# Instruction:
Copy out every line of the data exactly.

— begin Data in this exercise —

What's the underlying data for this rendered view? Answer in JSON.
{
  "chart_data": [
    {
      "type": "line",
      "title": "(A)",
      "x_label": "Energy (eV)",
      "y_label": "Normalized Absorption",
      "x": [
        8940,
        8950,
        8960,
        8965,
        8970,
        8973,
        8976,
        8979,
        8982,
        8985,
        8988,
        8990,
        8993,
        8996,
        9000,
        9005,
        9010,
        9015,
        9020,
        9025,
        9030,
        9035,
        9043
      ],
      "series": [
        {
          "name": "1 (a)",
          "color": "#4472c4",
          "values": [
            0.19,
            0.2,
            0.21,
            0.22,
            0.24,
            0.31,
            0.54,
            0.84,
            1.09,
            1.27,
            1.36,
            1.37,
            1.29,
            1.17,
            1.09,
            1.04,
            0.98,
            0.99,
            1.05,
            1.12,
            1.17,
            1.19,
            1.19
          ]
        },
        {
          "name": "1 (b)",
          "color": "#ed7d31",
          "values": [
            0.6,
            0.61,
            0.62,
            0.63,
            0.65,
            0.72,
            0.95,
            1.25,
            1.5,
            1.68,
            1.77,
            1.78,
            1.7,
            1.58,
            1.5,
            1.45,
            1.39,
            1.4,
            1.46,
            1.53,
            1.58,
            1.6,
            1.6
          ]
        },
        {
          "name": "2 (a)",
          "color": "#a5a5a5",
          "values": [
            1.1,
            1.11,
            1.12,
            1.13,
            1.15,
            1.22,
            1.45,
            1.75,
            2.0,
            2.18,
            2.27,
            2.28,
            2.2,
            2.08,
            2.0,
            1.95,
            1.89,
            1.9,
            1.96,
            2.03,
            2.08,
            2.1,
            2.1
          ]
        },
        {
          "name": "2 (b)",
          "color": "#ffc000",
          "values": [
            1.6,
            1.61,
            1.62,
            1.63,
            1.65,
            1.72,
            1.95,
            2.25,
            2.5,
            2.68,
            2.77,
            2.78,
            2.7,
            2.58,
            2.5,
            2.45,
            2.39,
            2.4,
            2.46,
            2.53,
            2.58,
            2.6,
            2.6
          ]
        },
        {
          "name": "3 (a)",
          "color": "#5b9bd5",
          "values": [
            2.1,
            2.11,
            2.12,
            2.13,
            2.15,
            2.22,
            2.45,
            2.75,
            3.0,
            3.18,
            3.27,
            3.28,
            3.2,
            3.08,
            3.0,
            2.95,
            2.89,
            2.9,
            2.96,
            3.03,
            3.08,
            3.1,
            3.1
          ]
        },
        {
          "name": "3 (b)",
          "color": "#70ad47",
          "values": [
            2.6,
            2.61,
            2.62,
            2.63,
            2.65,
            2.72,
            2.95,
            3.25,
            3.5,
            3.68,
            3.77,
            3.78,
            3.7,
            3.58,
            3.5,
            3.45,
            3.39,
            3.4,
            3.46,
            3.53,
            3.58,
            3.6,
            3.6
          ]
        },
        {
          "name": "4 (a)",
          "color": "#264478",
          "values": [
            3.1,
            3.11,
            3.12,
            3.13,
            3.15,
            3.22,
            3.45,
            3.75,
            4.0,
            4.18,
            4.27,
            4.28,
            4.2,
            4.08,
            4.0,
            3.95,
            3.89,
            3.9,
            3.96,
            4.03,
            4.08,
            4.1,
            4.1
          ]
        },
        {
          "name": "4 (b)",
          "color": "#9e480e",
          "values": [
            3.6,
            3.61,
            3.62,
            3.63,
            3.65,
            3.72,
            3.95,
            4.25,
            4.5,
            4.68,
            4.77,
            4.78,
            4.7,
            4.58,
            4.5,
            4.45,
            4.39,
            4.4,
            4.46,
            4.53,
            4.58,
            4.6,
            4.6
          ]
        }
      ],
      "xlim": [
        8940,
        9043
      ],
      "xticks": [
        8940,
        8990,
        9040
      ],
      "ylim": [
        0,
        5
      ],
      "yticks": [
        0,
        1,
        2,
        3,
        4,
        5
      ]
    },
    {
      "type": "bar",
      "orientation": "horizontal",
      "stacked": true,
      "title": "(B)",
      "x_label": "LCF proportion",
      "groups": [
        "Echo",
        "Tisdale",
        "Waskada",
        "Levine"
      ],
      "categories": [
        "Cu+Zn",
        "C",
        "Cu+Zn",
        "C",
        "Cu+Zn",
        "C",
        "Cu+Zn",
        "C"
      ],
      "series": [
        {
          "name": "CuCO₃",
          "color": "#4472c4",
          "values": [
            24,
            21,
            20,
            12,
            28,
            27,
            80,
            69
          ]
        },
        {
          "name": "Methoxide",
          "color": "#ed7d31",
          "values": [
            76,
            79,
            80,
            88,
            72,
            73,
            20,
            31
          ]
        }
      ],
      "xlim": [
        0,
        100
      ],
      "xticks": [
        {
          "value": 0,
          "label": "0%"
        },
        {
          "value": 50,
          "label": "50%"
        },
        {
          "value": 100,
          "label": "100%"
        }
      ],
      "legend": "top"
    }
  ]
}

— end Data in this exercise —

# Exercise output:
What's the underlying data for this rendered view? Answer in JSON.
{
  "chart_data": [
    {
      "type": "line",
      "title": "(A)",
      "x_label": "Energy (eV)",
      "y_label": "Normalized Absorption",
      "x": [
        8940,
        8950,
        8960,
        8965,
        8970,
        8973,
        8976,
        8979,
        8982,
        8985,
        8988,
        8990,
        8993,
        8996,
        9000,
        9005,
        9010,
        9015,
        9020,
        9025,
        9030,
        9035,
        9043
      ],
      "series": [
        {
          "name": "1 (a)",
          "color": "#4472c4",
          "values": [
            0.19,
            0.2,
            0.21,
            0.22,
            0.24,
            0.31,
            0.54,
            0.84,
            1.09,
            1.27,
            1.36,
            1.37,
            1.29,
            1.17,
            1.09,
            1.04,
            0.98,
            0.99,
            1.05,
            1.12,
            1.17,
            1.19,
            1.19
          ]
        },
        {
          "name": "1 (b)",
          "color": "#ed7d31",
          "values": [
            0.6,
            0.61,
            0.62,
            0.63,
            0.65,
            0.72,
            0.95,
            1.25,
            1.5,
            1.68,
            1.77,
            1.78,
            1.7,
            1.58,
            1.5,
            1.45,
            1.39,
            1.4,
            1.46,
            1.53,
            1.58,
            1.6,
            1.6
          ]
        },
        {
          "name": "2 (a)",
          "color": "#a5a5a5",
          "values": [
            1.1,
            1.11,
            1.12,
            1.13,
            1.15,
            1.22,
            1.45,
            1.75,
            2.0,
            2.18,
            2.27,
            2.28,
            2.2,
            2.08,
            2.0,
            1.95,
            1.89,
            1.9,
            1.96,
            2.03,
            2.08,
            2.1,
            2.1
          ]
        },
        {
          "name": "2 (b)",
          "color": "#ffc000",
          "values": [
            1.6,
            1.61,
            1.62,
            1.63,
            1.65,
            1.72,
            1.95,
            2.25,
            2.5,
            2.68,
            2.77,
            2.78,
            2.7,
            2.58,
            2.5,
            2.45,
            2.39,
            2.4,
            2.46,
            2.53,
            2.58,
            2.6,
            2.6
          ]
        },
        {
          "name": "3 (a)",
          "color": "#5b9bd5",
          "values": [
            2.1,
            2.11,
            2.12,
            2.13,
            2.15,
            2.22,
            2.45,
            2.75,
            3.0,
            3.18,
            3.27,
            3.28,
            3.2,
            3.08,
            3.0,
            2.95,
            2.89,
            2.9,
            2.96,
            3.03,
            3.08,
            3.1,
            3.1
          ]
        },
        {
          "name": "3 (b)",
          "color": "#70ad47",
          "values": [
            2.6,
            2.61,
            2.62,
            2.63,
            2.65,
            2.72,
            2.95,
            3.25,
            3.5,
            3.68,
            3.77,
            3.78,
            3.7,
            3.58,
            3.5,
            3.45,
            3.39,
            3.4,
            3.46,
            3.53,
            3.58,
            3.6,
            3.6
          ]
        },
        {
          "name": "4 (a)",
          "color": "#264478",
          "values": [
            3.1,
            3.11,
            3.12,
            3.13,
            3.15,
            3.22,
            3.45,
            3.75,
            4.0,
            4.18,
            4.27,
            4.28,
            4.2,
            4.08,
            4.0,
            3.95,
            3.89,
            3.9,
            3.96,
            4.03,
            4.08,
            4.1,
            4.1
          ]
        },
        {
          "name": "4 (b)",
          "color": "#9e480e",
          "values": [
            3.6,
            3.61,
            3.62,
            3.63,
            3.65,
            3.72,
            3.95,
            4.25,
            4.5,
            4.68,
            4.77,
            4.78,
            4.7,
            4.58,
            4.5,
            4.45,
            4.39,
            4.4,
            4.46,
            4.53,
            4.58,
            4.6,
            4.6
          ]
        }
      ],
      "xlim": [
        8940,
        9043
      ],
      "xticks": [
        8940,
        8990,
        9040
      ],
      "ylim": [
        0,
        5
      ],
      "yticks": [
        0,
        1,
        2,
        3,
        4,
        5
      ]
    },
    {
      "type": "bar",
      "orientation": "horizontal",
      "stacked": true,
      "title": "(B)",
      "x_label": "LCF proportion",
      "groups": [
        "Echo",
        "Tisdale",
        "Waskada",
        "Levine"
      ],
      "categories": [
        "Cu+Zn",
        "C",
        "Cu+Zn",
        "C",
        "Cu+Zn",
        "C",
        "Cu+Zn",
        "C"
      ],
      "series": [
        {
          "name": "CuCO₃",
          "color": "#4472c4",
          "values": [
            24,
            21,
            20,
            12,
            28,
            27,
            80,
            69
          ]
        },
        {
          "name": "Methoxide",
          "color": "#ed7d31",
          "values": [
            76,
            79,
            80,
            88,
            72,
            73,
            20,
            31
          ]
        }
      ],
      "xlim": [
        0,
        100
      ],
      "xticks": [
        {
          "value": 0,
          "label": "0%"
        },
        {
          "value": 50,
          "label": "50%"
        },
        {
          "value": 100,
          "label": "100%"
        }
      ],
      "legend": "top"
    }
  ]
}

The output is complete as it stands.